*What is needed*
Reproduce all of the data that follows, character for character.

*Source data*

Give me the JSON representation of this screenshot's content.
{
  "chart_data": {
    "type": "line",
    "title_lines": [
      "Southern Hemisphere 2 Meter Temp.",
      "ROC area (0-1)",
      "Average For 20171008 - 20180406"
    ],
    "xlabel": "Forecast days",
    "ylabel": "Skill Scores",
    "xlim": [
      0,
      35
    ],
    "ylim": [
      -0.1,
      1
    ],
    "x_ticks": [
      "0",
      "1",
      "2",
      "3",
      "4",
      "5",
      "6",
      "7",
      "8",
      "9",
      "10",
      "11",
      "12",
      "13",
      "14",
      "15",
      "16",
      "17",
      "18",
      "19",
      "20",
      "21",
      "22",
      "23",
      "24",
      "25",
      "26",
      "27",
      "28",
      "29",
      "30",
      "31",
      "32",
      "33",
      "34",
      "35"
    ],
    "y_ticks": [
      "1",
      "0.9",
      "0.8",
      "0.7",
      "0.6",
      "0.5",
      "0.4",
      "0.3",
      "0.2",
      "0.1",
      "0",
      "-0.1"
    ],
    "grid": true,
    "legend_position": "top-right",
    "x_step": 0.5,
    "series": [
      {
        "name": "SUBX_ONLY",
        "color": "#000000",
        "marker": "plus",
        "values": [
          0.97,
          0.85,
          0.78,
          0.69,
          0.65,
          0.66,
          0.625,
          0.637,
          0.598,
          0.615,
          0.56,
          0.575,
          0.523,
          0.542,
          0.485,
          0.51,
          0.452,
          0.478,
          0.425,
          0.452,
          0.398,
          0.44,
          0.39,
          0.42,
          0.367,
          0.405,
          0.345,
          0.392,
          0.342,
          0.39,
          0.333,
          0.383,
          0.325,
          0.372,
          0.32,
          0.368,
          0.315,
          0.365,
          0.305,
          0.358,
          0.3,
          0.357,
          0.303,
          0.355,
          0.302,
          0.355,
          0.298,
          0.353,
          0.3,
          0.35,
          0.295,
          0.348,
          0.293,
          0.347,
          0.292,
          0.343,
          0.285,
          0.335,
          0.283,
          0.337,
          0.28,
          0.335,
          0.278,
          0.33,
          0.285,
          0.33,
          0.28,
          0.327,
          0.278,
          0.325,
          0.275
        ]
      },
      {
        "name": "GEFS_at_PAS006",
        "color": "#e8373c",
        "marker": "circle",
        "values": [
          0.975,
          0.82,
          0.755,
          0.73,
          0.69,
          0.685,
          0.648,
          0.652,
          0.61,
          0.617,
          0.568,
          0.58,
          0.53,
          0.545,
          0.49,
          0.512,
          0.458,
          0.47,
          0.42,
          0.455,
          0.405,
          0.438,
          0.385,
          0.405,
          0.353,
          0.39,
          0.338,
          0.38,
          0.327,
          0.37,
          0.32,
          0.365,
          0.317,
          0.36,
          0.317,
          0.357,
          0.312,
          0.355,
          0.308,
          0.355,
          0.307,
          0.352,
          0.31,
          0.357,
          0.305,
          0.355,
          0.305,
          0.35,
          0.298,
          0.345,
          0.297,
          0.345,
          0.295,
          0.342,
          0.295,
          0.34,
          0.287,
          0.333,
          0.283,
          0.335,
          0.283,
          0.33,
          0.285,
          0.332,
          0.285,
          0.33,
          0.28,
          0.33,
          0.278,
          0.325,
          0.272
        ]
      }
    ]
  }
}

*Solution to the exercise*
Give me the JSON representation of this screenshot's content.
{
  "chart_data": {
    "type": "line",
    "title_lines": [
      "Southern Hemisphere 2 Meter Temp.",
      "ROC area (0-1)",
      "Average For 20171008 - 20180406"
    ],
    "xlabel": "Forecast days",
    "ylabel": "Skill Scores",
    "xlim": [
      0,
      35
    ],
    "ylim": [
      -0.1,
      1
    ],
    "x_ticks": [
      "0",
      "1",
      "2",
      "3",
      "4",
      "5",
      "6",
      "7",
      "8",
      "9",
      "10",
      "11",
      "12",
      "13",
      "14",
      "15",
      "16",
      "17",
      "18",
      "19",
      "20",
      "21",
      "22",
      "23",
      "24",
      "25",
      "26",
      "27",
      "28",
      "29",
      "30",
      "31",
      "32",
      "33",
      "34",
      "35"
    ],
    "y_ticks": [
      "1",
      "0.9",
      "0.8",
      "0.7",
      "0.6",
      "0.5",
      "0.4",
      "0.3",
      "0.2",
      "0.1",
      "0",
      "-0.1"
    ],
    "grid": true,
    "legend_position": "top-right",
    "x_step": 0.5,
    "series": [
      {
        "name": "SUBX_ONLY",
        "color": "#000000",
        "marker": "plus",
        "values": [
          0.97,
          0.85,
          0.78,
          0.69,
          0.65,
          0.66,
          0.625,
          0.637,
          0.598,
          0.615,
          0.56,
          0.575,
          0.523,
          0.542,
          0.485,
          0.51,
          0.452,
          0.478,
          0.425,
          0.452,
          0.398,
          0.44,
          0.39,
          0.42,
          0.367,
          0.405,
          0.345,
          0.392,
          0.342,
          0.39,
          0.333,
          0.383,
          0.325,
          0.372,
          0.32,
          0.368,
          0.315,
          0.365,
          0.305,
          0.358,
          0.3,
          0.357,
          0.303,
          0.355,
          0.302,
          0.355,
          0.298,
          0.353,
          0.3,
          0.35,
          0.295,
          0.348,
          0.293,
          0.347,
          0.292,
          0.343,
          0.285,
          0.335,
          0.283,
          0.337,
          0.28,
          0.335,
          0.278,
          0.33,
          0.285,
          0.33,
          0.28,
          0.327,
          0.278,
          0.325,
          0.275
        ]
      },
      {
        "name": "GEFS_at_PAS006",
        "color": "#e8373c",
        "marker": "circle",
        "values": [
          0.975,
          0.82,
          0.755,
          0.73,
          0.69,
          0.685,
          0.648,
          0.652,
          0.61,
          0.617,
          0.568,
          0.58,
          0.53,
          0.545,
          0.49,
          0.512,
          0.458,
          0.47,
          0.42,
          0.455,
          0.405,
          0.438,
          0.385,
          0.405,
          0.353,
          0.39,
          0.338,
          0.38,
          0.327,
          0.37,
          0.32,
          0.365,
          0.317,
          0.36,
          0.317,
          0.357,
          0.312,
          0.355,
          0.308,
          0.355,
          0.307,
          0.352,
          0.31,
          0.357,
          0.305,
          0.355,
          0.305,
          0.35,
          0.298,
          0.345,
          0.297,
          0.345,
          0.295,
          0.342,
          0.295,
          0.34,
          0.287,
          0.333,
          0.283,
          0.335,
          0.283,
          0.33,
          0.285,
          0.332,
          0.285,
          0.33,
          0.28,
          0.33,
          0.278,
          0.325,
          0.272
        ]
      }
    ]
  }
}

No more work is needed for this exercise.